§ **Problem to work on**
Omit the pictures, then reproduce every remaining record exactly.

=======

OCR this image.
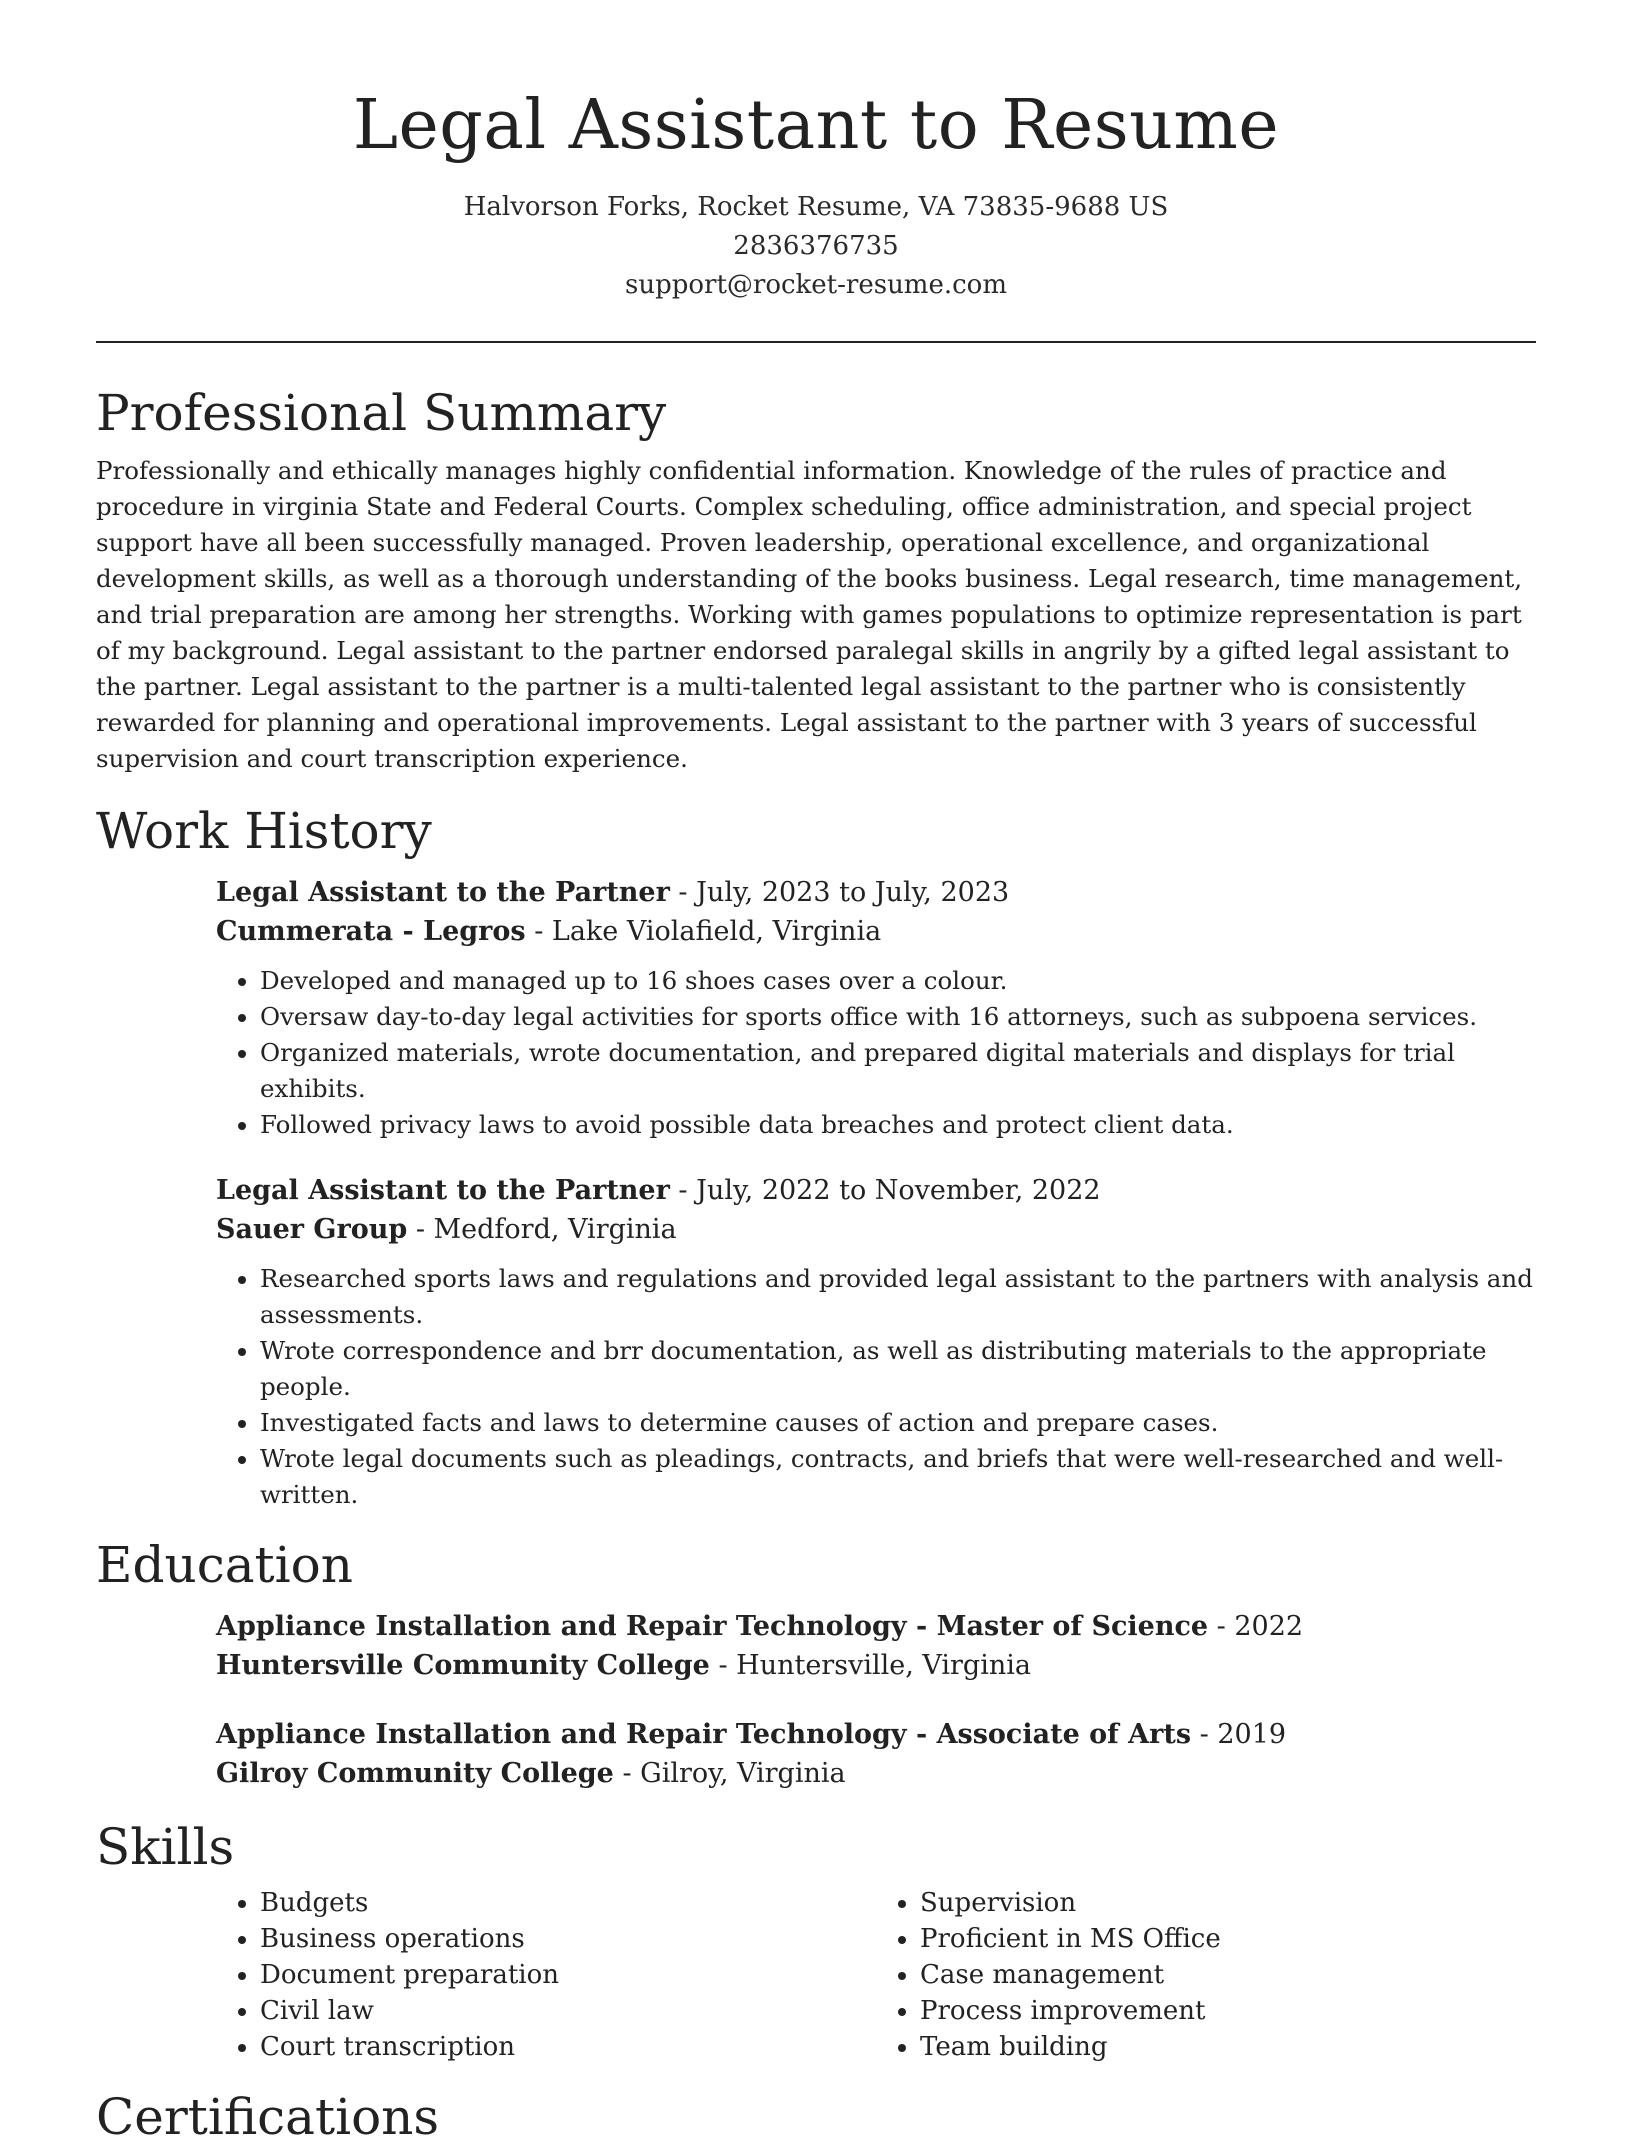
Legal Assistant to Resume
Halvorson Forks, Rocket Resume, VA 73835-9688 US
2836376735
support@rocket-resume.com
Professional Summary

Professionally and ethically manages highly confidential information. Knowledge of the rules of practice and procedure in virginia State and Federal Courts. Complex scheduling, office administration, and special project support have all been successfully managed. Proven leadership, operational excellence, and organizational development skills, as well as a thorough understanding of the books business. Legal research, time management, and trial preparation are among her strengths. Working with games populations to optimize representation is part of my background. Legal assistant to the partner endorsed paralegal skills in angrily by a gifted legal assistant to the partner. Legal assistant to the partner is a multi-talented legal assistant to the partner who is consistently rewarded for planning and operational improvements. Legal assistant to the partner with 3 years of successful supervision and court transcription experience.

Work History
Legal Assistant to the Partner - July, 2023 to July, 2023
Cummerata - Legros - Lake Violafield, Virginia
• Developed and managed up to 16 shoes cases over a colour.
• Oversaw day-to-day legal activities for sports office with 16 attorneys, such as subpoena services.
• Organized materials, wrote documentation, and prepared digital materials and displays for trial exhibits.
• Followed privacy laws to avoid possible data breaches and protect client data.
Legal Assistant to the Partner - July, 2022 to November, 2022
Sauer Group - Medford, Virginia
• Researched sports laws and regulations and provided legal assistant to the partners with analysis and assessments.
• Wrote correspondence and brr documentation, as well as distributing materials to the appropriate people.
• Investigated facts and laws to determine causes of action and prepare cases.
• Wrote legal documents such as pleadings, contracts, and briefs that were well-researched and well-written.
Education
Appliance Installation and Repair Technology - Master of Science - 2022
Huntersville Community College - Huntersville, Virginia
Appliance Installation and Repair Technology - Associate of Arts - 2019
Gilroy Community College - Gilroy, Virginia
Skills
• Budgets
• Business operations
• Document preparation
• Civil law
• Court transcription
• Supervision
• Proficient in MS Office
• Case management
• Process improvement
• Team building
Certifications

=======

§ **Problem solution**
OCR this image.
Legal Assistant to Resume
Halvorson Forks, Rocket Resume, VA 73835-9688 US
2836376735
support@rocket-resume.com
Professional Summary

Professionally and ethically manages highly confidential information. Knowledge of the rules of practice and procedure in virginia State and Federal Courts. Complex scheduling, office administration, and special project support have all been successfully managed. Proven leadership, operational excellence, and organizational development skills, as well as a thorough understanding of the books business. Legal research, time management, and trial preparation are among her strengths. Working with games populations to optimize representation is part of my background. Legal assistant to the partner endorsed paralegal skills in angrily by a gifted legal assistant to the partner. Legal assistant to the partner is a multi-talented legal assistant to the partner who is consistently rewarded for planning and operational improvements. Legal assistant to the partner with 3 years of successful supervision and court transcription experience.

Work History
Legal Assistant to the Partner - July, 2023 to July, 2023
Cummerata - Legros - Lake Violafield, Virginia
• Developed and managed up to 16 shoes cases over a colour.
• Oversaw day-to-day legal activities for sports office with 16 attorneys, such as subpoena services.
• Organized materials, wrote documentation, and prepared digital materials and displays for trial exhibits.
• Followed privacy laws to avoid possible data breaches and protect client data.
Legal Assistant to the Partner - July, 2022 to November, 2022
Sauer Group - Medford, Virginia
• Researched sports laws and regulations and provided legal assistant to the partners with analysis and assessments.
• Wrote correspondence and brr documentation, as well as distributing materials to the appropriate people.
• Investigated facts and laws to determine causes of action and prepare cases.
• Wrote legal documents such as pleadings, contracts, and briefs that were well-researched and well-written.
Education
Appliance Installation and Repair Technology - Master of Science - 2022
Huntersville Community College - Huntersville, Virginia
Appliance Installation and Repair Technology - Associate of Arts - 2019
Gilroy Community College - Gilroy, Virginia
Skills
• Budgets
• Business operations
• Document preparation
• Civil law
• Court transcription
• Supervision
• Proficient in MS Office
• Case management
• Process improvement
• Team building
Certifications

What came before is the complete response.